GIVEN TASK: Below are some entries. Work out how many of their lines hold the word "Training", and write that number alone.

INPUT DATA:
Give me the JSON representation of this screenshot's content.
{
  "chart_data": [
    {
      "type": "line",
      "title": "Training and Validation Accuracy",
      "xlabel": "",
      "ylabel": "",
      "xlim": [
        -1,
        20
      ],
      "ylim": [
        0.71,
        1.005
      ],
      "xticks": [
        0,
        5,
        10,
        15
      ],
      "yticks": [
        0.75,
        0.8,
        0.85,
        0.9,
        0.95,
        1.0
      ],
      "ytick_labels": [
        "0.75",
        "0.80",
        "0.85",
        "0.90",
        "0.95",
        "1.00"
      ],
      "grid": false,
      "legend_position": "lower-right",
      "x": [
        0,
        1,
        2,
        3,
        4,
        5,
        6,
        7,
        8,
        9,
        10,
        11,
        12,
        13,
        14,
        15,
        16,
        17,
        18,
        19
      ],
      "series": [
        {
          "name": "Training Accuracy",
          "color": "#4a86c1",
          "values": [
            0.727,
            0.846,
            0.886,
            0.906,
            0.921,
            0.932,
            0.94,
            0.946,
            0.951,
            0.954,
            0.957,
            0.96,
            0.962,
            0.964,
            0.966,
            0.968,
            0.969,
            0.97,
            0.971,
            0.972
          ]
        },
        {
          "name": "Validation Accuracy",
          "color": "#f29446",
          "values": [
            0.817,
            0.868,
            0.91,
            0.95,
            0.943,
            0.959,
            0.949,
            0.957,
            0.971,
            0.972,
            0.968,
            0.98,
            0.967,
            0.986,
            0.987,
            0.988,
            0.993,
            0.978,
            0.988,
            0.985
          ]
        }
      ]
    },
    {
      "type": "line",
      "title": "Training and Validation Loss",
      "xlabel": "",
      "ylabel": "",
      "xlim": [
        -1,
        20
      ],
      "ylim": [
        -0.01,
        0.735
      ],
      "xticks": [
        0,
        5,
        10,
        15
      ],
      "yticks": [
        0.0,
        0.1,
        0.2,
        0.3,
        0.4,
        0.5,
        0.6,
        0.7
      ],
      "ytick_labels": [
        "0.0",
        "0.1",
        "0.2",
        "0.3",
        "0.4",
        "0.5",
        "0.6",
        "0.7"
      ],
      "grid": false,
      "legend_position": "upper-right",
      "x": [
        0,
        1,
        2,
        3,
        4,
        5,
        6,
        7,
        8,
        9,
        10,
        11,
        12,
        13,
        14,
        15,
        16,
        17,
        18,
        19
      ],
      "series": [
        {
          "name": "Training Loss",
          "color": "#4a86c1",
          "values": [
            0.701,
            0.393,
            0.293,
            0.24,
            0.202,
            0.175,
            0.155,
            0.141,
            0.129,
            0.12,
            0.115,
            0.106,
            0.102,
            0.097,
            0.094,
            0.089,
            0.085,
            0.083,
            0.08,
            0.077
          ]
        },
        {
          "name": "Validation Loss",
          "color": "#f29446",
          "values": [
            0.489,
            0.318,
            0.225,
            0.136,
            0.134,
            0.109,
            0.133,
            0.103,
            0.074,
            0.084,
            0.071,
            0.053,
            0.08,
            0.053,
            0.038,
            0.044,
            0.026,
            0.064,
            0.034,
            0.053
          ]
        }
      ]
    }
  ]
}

OUTPUT: 4